Data records:
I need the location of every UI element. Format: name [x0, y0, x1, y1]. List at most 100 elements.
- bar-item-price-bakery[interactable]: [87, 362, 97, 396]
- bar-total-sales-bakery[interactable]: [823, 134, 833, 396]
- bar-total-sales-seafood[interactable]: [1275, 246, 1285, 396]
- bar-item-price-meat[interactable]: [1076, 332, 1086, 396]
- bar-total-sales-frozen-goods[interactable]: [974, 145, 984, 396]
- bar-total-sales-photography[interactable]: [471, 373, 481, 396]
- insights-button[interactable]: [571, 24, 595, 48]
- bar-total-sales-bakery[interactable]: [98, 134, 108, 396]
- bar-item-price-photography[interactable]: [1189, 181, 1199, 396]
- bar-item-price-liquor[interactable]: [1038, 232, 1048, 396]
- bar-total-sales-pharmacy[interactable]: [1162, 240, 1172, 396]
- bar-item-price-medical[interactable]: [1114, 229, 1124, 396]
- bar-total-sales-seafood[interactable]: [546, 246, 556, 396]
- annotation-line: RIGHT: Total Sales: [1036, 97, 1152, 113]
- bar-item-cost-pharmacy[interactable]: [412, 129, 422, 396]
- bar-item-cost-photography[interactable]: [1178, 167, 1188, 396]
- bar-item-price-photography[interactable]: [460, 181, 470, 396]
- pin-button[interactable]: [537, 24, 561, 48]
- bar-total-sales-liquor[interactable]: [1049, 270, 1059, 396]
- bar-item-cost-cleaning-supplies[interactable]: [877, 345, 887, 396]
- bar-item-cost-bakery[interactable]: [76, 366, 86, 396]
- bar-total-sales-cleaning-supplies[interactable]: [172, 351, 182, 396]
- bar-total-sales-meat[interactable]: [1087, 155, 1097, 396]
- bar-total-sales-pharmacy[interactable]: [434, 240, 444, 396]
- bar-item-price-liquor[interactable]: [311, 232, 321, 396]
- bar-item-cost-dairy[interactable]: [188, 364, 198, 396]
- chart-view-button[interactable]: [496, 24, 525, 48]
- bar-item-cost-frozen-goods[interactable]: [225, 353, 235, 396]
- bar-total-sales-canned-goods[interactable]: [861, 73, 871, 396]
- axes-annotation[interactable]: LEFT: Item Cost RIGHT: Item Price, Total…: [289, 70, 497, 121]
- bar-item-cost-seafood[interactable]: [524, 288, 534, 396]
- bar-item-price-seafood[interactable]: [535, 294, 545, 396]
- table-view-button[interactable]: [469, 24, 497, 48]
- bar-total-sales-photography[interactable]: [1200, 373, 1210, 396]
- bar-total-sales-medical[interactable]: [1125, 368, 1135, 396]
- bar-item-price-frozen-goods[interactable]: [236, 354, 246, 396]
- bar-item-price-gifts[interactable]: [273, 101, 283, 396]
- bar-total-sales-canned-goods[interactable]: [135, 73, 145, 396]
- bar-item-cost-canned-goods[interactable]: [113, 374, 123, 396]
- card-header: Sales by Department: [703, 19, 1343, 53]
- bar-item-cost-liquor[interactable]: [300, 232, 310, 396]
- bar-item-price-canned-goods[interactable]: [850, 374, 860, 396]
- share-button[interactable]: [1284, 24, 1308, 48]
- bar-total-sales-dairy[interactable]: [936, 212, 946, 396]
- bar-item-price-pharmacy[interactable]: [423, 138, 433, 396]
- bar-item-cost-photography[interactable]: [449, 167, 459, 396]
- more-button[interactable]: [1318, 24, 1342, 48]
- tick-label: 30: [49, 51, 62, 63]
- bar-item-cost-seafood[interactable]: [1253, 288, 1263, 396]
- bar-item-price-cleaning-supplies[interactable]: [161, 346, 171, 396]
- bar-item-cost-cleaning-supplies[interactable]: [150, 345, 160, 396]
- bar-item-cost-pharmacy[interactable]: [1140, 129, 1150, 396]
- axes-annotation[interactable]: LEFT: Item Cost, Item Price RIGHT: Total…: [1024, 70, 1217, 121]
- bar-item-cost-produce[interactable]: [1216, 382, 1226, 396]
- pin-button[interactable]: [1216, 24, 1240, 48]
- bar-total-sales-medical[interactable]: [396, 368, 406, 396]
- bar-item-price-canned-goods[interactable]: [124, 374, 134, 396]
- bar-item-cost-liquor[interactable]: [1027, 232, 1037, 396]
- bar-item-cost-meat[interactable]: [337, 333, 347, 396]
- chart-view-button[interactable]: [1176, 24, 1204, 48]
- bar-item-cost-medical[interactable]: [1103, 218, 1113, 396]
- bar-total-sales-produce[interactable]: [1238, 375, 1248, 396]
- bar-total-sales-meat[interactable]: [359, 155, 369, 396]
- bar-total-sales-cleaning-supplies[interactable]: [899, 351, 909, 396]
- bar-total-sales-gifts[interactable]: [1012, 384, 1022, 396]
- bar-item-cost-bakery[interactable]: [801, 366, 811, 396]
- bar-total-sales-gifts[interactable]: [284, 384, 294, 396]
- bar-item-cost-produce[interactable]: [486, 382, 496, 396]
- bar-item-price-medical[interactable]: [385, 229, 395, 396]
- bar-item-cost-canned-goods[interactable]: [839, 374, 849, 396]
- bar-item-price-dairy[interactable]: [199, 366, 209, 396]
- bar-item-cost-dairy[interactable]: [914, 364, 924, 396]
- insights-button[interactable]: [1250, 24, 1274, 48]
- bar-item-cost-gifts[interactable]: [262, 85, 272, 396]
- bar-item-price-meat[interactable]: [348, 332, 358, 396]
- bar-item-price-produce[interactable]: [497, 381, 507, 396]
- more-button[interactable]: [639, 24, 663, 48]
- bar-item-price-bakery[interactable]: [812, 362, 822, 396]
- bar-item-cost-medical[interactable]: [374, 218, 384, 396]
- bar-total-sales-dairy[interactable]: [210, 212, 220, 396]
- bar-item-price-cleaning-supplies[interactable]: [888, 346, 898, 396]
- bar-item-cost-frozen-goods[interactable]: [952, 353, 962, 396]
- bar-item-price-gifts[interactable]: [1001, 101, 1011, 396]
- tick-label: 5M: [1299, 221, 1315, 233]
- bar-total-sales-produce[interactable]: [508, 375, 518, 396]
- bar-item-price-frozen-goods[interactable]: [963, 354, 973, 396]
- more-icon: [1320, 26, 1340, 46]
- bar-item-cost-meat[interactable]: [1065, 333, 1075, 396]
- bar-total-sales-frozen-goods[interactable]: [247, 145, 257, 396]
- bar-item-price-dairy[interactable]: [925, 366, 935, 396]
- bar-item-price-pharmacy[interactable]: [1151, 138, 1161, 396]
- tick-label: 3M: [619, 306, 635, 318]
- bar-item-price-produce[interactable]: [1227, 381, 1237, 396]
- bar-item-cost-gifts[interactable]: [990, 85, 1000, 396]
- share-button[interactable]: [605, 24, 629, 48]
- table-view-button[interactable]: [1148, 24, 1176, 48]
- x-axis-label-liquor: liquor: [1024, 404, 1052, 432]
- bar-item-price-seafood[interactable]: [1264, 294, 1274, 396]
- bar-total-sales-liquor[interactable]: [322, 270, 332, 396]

# GIVEN TASK
Express these lines as a JSON list of strings, with one string for each line and blank lines left out.

# COMPLETE RESPONSE
[
  "I need the location of every UI element. Format: name [x0, y0, x1, y1]. List at most 100 elements.",
  "- bar-item-price-bakery[interactable]: [87, 362, 97, 396]",
  "- bar-total-sales-bakery[interactable]: [823, 134, 833, 396]",
  "- bar-total-sales-seafood[interactable]: [1275, 246, 1285, 396]",
  "- bar-item-price-meat[interactable]: [1076, 332, 1086, 396]",
  "- bar-total-sales-frozen-goods[interactable]: [974, 145, 984, 396]",
  "- bar-total-sales-photography[interactable]: [471, 373, 481, 396]",
  "- insights-button[interactable]: [571, 24, 595, 48]",
  "- bar-total-sales-bakery[interactable]: [98, 134, 108, 396]",
  "- bar-item-price-photography[interactable]: [1189, 181, 1199, 396]",
  "- bar-item-price-liquor[interactable]: [1038, 232, 1048, 396]",
  "- bar-total-sales-pharmacy[interactable]: [1162, 240, 1172, 396]",
  "- bar-item-price-medical[interactable]: [1114, 229, 1124, 396]",
  "- bar-total-sales-seafood[interactable]: [546, 246, 556, 396]",
  "- annotation-line: RIGHT: Total Sales: [1036, 97, 1152, 113]",
  "- bar-item-cost-pharmacy[interactable]: [412, 129, 422, 396]",
  "- bar-item-cost-photography[interactable]: [1178, 167, 1188, 396]",
  "- bar-item-price-photography[interactable]: [460, 181, 470, 396]",
  "- pin-button[interactable]: [537, 24, 561, 48]",
  "- bar-total-sales-liquor[interactable]: [1049, 270, 1059, 396]",
  "- bar-item-cost-cleaning-supplies[interactable]: [877, 345, 887, 396]",
  "- bar-item-cost-bakery[interactable]: [76, 366, 86, 396]",
  "- bar-total-sales-cleaning-supplies[interactable]: [172, 351, 182, 396]",
  "- bar-total-sales-meat[interactable]: [1087, 155, 1097, 396]",
  "- bar-total-sales-pharmacy[interactable]: [434, 240, 444, 396]",
  "- bar-item-price-liquor[interactable]: [311, 232, 321, 396]",
  "- bar-item-cost-dairy[interactable]: [188, 364, 198, 396]",
  "- chart-view-button[interactable]: [496, 24, 525, 48]",
  "- bar-item-cost-frozen-goods[interactable]: [225, 353, 235, 396]",
  "- bar-total-sales-canned-goods[interactable]: [861, 73, 871, 396]",
  "- axes-annotation[interactable]: LEFT: Item Cost RIGHT: Item Price, Total…: [289, 70, 497, 121]",
  "- bar-item-cost-seafood[interactable]: [524, 288, 534, 396]",
  "- bar-item-price-seafood[interactable]: [535, 294, 545, 396]",
  "- table-view-button[interactable]: [469, 24, 497, 48]",
  "- bar-total-sales-photography[interactable]: [1200, 373, 1210, 396]",
  "- bar-total-sales-medical[interactable]: [1125, 368, 1135, 396]",
  "- bar-item-price-frozen-goods[interactable]: [236, 354, 246, 396]",
  "- bar-item-price-gifts[interactable]: [273, 101, 283, 396]",
  "- bar-total-sales-canned-goods[interactable]: [135, 73, 145, 396]",
  "- bar-item-cost-canned-goods[interactable]: [113, 374, 123, 396]",
  "- card-header: Sales by Department: [703, 19, 1343, 53]",
  "- bar-item-cost-liquor[interactable]: [300, 232, 310, 396]",
  "- bar-item-price-canned-goods[interactable]: [850, 374, 860, 396]",
  "- share-button[interactable]: [1284, 24, 1308, 48]",
  "- bar-total-sales-dairy[interactable]: [936, 212, 946, 396]",
  "- bar-item-price-pharmacy[interactable]: [423, 138, 433, 396]",
  "- bar-item-cost-photography[interactable]: [449, 167, 459, 396]",
  "- more-button[interactable]: [1318, 24, 1342, 48]",
  "- tick-label: 30: [49, 51, 62, 63]",
  "- bar-item-cost-seafood[interactable]: [1253, 288, 1263, 396]",
  "- bar-item-price-cleaning-supplies[interactable]: [161, 346, 171, 396]",
  "- bar-item-cost-cleaning-supplies[interactable]: [150, 345, 160, 396]",
  "- bar-item-cost-pharmacy[interactable]: [1140, 129, 1150, 396]",
  "- axes-annotation[interactable]: LEFT: Item Cost, Item Price RIGHT: Total…: [1024, 70, 1217, 121]",
  "- bar-item-cost-produce[interactable]: [1216, 382, 1226, 396]",
  "- pin-button[interactable]: [1216, 24, 1240, 48]",
  "- bar-total-sales-medical[interactable]: [396, 368, 406, 396]",
  "- bar-item-price-canned-goods[interactable]: [124, 374, 134, 396]",
  "- bar-item-cost-liquor[interactable]: [1027, 232, 1037, 396]",
  "- bar-item-cost-meat[interactable]: [337, 333, 347, 396]",
  "- chart-view-button[interactable]: [1176, 24, 1204, 48]",
  "- bar-item-cost-medical[interactable]: [1103, 218, 1113, 396]",
  "- bar-total-sales-produce[interactable]: [1238, 375, 1248, 396]",
  "- bar-total-sales-meat[interactable]: [359, 155, 369, 396]",
  "- bar-total-sales-cleaning-supplies[interactable]: [899, 351, 909, 396]",
  "- bar-total-sales-gifts[interactable]: [1012, 384, 1022, 396]",
  "- bar-item-cost-bakery[interactable]: [801, 366, 811, 396]",
  "- bar-total-sales-gifts[interactable]: [284, 384, 294, 396]",
  "- bar-item-cost-produce[interactable]: [486, 382, 496, 396]",
  "- bar-item-price-medical[interactable]: [385, 229, 395, 396]",
  "- bar-item-cost-canned-goods[interactable]: [839, 374, 849, 396]",
  "- bar-item-price-dairy[interactable]: [199, 366, 209, 396]",
  "- bar-item-cost-dairy[interactable]: [914, 364, 924, 396]",
  "- insights-button[interactable]: [1250, 24, 1274, 48]",
  "- bar-item-cost-gifts[interactable]: [262, 85, 272, 396]",
  "- bar-item-price-meat[interactable]: [348, 332, 358, 396]",
  "- bar-item-price-produce[interactable]: [497, 381, 507, 396]",
  "- more-button[interactable]: [639, 24, 663, 48]",
  "- bar-item-price-bakery[interactable]: [812, 362, 822, 396]",
  "- bar-item-cost-medical[interactable]: [374, 218, 384, 396]",
  "- bar-total-sales-dairy[interactable]: [210, 212, 220, 396]",
  "- bar-item-price-cleaning-supplies[interactable]: [888, 346, 898, 396]",
  "- bar-item-cost-frozen-goods[interactable]: [952, 353, 962, 396]",
  "- bar-item-price-gifts[interactable]: [1001, 101, 1011, 396]",
  "- tick-label: 5M: [1299, 221, 1315, 233]",
  "- bar-total-sales-produce[interactable]: [508, 375, 518, 396]",
  "- bar-item-price-frozen-goods[interactable]: [963, 354, 973, 396]",
  "- more-icon: [1320, 26, 1340, 46]",
  "- bar-item-cost-meat[interactable]: [1065, 333, 1075, 396]",
  "- bar-total-sales-frozen-goods[interactable]: [247, 145, 257, 396]",
  "- bar-item-price-dairy[interactable]: [925, 366, 935, 396]",
  "- bar-item-price-pharmacy[interactable]: [1151, 138, 1161, 396]",
  "- tick-label: 3M: [619, 306, 635, 318]",
  "- bar-item-price-produce[interactable]: [1227, 381, 1237, 396]",
  "- bar-item-cost-gifts[interactable]: [990, 85, 1000, 396]",
  "- share-button[interactable]: [605, 24, 629, 48]",
  "- table-view-button[interactable]: [1148, 24, 1176, 48]",
  "- x-axis-label-liquor: liquor: [1024, 404, 1052, 432]",
  "- bar-item-price-seafood[interactable]: [1264, 294, 1274, 396]",
  "- bar-total-sales-liquor[interactable]: [322, 270, 332, 396]"
]